-- Begin --
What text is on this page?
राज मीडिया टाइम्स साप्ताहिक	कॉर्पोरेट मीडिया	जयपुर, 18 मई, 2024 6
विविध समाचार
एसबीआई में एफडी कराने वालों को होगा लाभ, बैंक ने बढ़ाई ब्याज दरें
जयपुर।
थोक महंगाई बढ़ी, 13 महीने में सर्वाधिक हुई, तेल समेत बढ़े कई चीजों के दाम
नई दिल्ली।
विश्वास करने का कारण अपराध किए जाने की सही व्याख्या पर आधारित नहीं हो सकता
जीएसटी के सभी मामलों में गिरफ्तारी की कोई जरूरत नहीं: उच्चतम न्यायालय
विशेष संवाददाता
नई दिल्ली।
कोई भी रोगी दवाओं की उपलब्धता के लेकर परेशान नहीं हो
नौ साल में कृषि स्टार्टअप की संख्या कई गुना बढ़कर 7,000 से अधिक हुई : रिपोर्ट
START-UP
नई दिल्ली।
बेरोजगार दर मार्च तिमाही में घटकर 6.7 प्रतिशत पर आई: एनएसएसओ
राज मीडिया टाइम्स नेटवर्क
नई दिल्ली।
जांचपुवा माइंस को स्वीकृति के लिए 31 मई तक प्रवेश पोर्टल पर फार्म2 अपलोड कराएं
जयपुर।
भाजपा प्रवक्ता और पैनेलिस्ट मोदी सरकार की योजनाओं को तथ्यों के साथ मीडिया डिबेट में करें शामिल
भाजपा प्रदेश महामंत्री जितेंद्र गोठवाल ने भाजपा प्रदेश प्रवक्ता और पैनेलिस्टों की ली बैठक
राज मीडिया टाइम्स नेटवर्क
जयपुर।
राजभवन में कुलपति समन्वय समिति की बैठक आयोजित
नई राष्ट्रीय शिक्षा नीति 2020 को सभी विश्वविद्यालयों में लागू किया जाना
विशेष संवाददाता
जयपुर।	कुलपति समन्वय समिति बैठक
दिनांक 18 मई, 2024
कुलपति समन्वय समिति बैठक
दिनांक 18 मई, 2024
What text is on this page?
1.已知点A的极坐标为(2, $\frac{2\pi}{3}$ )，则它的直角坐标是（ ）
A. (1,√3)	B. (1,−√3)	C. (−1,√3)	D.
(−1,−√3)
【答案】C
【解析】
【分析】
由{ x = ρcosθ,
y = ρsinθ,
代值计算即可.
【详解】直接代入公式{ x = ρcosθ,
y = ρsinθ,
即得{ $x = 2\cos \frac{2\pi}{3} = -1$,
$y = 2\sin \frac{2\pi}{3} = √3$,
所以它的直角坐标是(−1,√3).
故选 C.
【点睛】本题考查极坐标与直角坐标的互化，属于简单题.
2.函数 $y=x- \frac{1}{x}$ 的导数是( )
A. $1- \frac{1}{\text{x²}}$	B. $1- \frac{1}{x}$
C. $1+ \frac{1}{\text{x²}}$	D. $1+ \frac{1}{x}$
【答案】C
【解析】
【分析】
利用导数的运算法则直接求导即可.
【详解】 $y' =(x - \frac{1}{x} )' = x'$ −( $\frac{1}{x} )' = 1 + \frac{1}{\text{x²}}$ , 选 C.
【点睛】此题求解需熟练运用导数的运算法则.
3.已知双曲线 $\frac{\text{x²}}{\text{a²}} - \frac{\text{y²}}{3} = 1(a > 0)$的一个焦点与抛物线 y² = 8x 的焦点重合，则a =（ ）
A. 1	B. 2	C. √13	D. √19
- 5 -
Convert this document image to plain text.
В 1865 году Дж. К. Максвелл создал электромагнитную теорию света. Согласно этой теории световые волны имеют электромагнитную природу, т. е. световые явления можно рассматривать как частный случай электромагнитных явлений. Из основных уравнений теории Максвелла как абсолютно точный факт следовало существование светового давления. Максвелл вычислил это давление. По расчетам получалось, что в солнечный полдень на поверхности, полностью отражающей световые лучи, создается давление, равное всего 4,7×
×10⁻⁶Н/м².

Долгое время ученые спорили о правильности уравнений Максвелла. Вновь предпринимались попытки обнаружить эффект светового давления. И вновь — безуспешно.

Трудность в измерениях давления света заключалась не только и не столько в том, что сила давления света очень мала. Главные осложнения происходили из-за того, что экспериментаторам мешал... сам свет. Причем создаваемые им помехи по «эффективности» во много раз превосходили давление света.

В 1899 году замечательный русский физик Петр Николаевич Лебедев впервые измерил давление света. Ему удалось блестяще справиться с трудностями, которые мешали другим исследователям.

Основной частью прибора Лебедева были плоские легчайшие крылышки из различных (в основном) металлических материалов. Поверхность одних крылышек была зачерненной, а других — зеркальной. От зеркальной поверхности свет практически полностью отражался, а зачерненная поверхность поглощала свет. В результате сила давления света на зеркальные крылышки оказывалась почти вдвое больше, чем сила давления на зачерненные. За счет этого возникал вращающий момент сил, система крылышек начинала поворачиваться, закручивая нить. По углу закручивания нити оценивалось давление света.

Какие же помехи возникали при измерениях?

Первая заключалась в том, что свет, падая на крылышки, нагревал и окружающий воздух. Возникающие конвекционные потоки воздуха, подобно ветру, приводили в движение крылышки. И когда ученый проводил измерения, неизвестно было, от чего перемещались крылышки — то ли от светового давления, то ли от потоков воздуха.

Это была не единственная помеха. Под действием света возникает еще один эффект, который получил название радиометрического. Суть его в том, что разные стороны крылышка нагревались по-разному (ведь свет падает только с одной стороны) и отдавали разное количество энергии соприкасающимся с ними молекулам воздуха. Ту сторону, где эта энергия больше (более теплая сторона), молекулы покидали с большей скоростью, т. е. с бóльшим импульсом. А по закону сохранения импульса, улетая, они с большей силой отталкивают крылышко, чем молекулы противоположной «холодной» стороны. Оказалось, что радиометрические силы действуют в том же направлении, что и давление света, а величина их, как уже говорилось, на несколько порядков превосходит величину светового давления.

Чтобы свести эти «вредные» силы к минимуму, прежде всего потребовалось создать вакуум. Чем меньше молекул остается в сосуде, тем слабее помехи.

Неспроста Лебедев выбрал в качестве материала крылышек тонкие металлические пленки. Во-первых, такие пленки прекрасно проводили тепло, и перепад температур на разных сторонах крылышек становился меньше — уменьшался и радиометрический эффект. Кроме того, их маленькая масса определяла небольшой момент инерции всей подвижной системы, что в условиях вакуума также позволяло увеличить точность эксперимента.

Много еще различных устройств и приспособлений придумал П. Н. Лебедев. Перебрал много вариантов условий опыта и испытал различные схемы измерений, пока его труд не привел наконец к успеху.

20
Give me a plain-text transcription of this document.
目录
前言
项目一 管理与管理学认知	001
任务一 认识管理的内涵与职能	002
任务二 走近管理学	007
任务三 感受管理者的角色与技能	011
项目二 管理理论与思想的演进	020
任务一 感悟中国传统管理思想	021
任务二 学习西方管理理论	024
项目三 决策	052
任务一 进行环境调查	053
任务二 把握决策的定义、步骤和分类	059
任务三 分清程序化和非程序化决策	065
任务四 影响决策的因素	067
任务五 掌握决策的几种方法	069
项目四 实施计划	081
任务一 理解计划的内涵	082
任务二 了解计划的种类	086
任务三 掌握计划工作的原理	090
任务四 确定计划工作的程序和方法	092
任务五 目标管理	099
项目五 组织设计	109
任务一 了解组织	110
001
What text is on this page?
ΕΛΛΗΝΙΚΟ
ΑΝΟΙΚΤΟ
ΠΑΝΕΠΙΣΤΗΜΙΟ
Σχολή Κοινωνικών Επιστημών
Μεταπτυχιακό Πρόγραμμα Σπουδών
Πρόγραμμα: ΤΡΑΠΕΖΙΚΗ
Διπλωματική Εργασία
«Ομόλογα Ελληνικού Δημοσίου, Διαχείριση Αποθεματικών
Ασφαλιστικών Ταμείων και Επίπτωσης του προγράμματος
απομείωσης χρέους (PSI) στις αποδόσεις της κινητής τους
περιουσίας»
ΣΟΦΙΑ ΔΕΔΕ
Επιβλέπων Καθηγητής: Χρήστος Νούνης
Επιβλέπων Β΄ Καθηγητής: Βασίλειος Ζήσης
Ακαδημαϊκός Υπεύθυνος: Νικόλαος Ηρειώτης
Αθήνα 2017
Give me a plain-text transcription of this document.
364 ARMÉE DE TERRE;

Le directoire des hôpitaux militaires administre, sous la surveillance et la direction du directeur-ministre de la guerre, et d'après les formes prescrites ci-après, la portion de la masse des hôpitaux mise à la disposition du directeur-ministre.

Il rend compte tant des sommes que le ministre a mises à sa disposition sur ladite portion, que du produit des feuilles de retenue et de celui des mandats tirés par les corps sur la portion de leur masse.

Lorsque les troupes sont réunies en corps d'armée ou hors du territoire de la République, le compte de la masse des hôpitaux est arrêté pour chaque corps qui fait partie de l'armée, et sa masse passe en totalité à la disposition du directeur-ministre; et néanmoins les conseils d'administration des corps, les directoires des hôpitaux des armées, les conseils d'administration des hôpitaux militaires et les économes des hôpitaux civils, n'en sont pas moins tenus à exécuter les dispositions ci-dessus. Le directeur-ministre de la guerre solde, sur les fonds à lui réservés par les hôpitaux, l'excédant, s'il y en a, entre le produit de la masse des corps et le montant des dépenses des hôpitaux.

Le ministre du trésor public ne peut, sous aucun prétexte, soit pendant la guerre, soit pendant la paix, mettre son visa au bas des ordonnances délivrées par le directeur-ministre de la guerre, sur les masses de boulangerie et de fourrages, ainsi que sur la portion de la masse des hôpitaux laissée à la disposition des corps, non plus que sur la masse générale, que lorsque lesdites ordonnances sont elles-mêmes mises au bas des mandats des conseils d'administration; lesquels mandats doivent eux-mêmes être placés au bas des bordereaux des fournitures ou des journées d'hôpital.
-- End --
Problem requirements:
Using the records above, find and show each line with the string "produit".

Correct answer:
Il rend compte tant des sommes que le ministre a mises à sa disposition sur ladite portion, que du produit des feuilles de retenue et de celui des mandats tirés par les corps sur la portion de leur masse.
Lorsque les troupes sont réunies en corps d'armée ou hors du territoire de la République, le compte de la masse des hôpitaux est arrêté pour chaque corps qui fait partie de l'armée, et sa masse passe en totalité à la disposition du directeur-ministre; et néanmoins les conseils d'administration des corps, les directoires des hôpitaux des armées, les conseils d'administration des hôpitaux militaires et les économes des hôpitaux civils, n'en sont pas moins tenus à exécuter les dispositions ci-dessus. Le directeur-ministre de la guerre solde, sur les fonds à lui réservés par les hôpitaux, l'excédant, s'il y en a, entre le produit de la masse des corps et le montant des dépenses des hôpitaux.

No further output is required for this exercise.